Data:

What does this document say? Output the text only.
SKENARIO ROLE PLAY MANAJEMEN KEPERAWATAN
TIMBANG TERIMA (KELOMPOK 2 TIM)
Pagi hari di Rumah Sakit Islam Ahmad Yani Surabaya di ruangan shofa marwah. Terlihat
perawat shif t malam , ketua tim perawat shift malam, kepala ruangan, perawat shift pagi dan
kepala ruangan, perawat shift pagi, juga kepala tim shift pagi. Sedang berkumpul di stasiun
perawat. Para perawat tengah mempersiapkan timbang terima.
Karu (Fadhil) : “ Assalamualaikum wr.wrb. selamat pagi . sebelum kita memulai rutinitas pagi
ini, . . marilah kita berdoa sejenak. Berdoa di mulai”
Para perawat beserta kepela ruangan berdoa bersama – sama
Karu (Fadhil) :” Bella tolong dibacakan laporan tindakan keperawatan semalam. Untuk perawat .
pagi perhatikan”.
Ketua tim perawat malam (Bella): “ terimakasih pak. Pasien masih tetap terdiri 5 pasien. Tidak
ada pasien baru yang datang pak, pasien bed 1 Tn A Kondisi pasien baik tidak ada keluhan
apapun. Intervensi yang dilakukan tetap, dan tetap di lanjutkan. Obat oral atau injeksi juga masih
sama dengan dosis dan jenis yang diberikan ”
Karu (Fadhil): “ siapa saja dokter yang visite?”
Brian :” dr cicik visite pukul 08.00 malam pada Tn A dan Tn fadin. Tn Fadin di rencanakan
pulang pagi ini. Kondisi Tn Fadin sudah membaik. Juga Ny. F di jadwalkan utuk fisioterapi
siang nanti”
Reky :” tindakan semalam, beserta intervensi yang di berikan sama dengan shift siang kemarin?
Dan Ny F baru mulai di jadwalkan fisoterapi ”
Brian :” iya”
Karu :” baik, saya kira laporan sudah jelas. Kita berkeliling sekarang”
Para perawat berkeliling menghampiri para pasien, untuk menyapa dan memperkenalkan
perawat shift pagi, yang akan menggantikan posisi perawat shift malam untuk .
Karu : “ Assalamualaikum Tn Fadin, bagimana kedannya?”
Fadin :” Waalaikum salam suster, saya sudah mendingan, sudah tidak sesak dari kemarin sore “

What the exercise asks:
Take the listing above and set it down exactly.

Task result:
What does this document say? Output the text only.
SKENARIO ROLE PLAY MANAJEMEN KEPERAWATAN
TIMBANG TERIMA (KELOMPOK 2 TIM)
Pagi hari di Rumah Sakit Islam Ahmad Yani Surabaya di ruangan shofa marwah. Terlihat
perawat shif t malam , ketua tim perawat shift malam, kepala ruangan, perawat shift pagi dan
kepala ruangan, perawat shift pagi, juga kepala tim shift pagi. Sedang berkumpul di stasiun
perawat. Para perawat tengah mempersiapkan timbang terima.
Karu (Fadhil) : “ Assalamualaikum wr.wrb. selamat pagi . sebelum kita memulai rutinitas pagi
ini, . . marilah kita berdoa sejenak. Berdoa di mulai”
Para perawat beserta kepela ruangan berdoa bersama – sama
Karu (Fadhil) :” Bella tolong dibacakan laporan tindakan keperawatan semalam. Untuk perawat .
pagi perhatikan”.
Ketua tim perawat malam (Bella): “ terimakasih pak. Pasien masih tetap terdiri 5 pasien. Tidak
ada pasien baru yang datang pak, pasien bed 1 Tn A Kondisi pasien baik tidak ada keluhan
apapun. Intervensi yang dilakukan tetap, dan tetap di lanjutkan. Obat oral atau injeksi juga masih
sama dengan dosis dan jenis yang diberikan ”
Karu (Fadhil): “ siapa saja dokter yang visite?”
Brian :” dr cicik visite pukul 08.00 malam pada Tn A dan Tn fadin. Tn Fadin di rencanakan
pulang pagi ini. Kondisi Tn Fadin sudah membaik. Juga Ny. F di jadwalkan utuk fisioterapi
siang nanti”
Reky :” tindakan semalam, beserta intervensi yang di berikan sama dengan shift siang kemarin?
Dan Ny F baru mulai di jadwalkan fisoterapi ”
Brian :” iya”
Karu :” baik, saya kira laporan sudah jelas. Kita berkeliling sekarang”
Para perawat berkeliling menghampiri para pasien, untuk menyapa dan memperkenalkan
perawat shift pagi, yang akan menggantikan posisi perawat shift malam untuk .
Karu : “ Assalamualaikum Tn Fadin, bagimana kedannya?”
Fadin :” Waalaikum salam suster, saya sudah mendingan, sudah tidak sesak dari kemarin sore “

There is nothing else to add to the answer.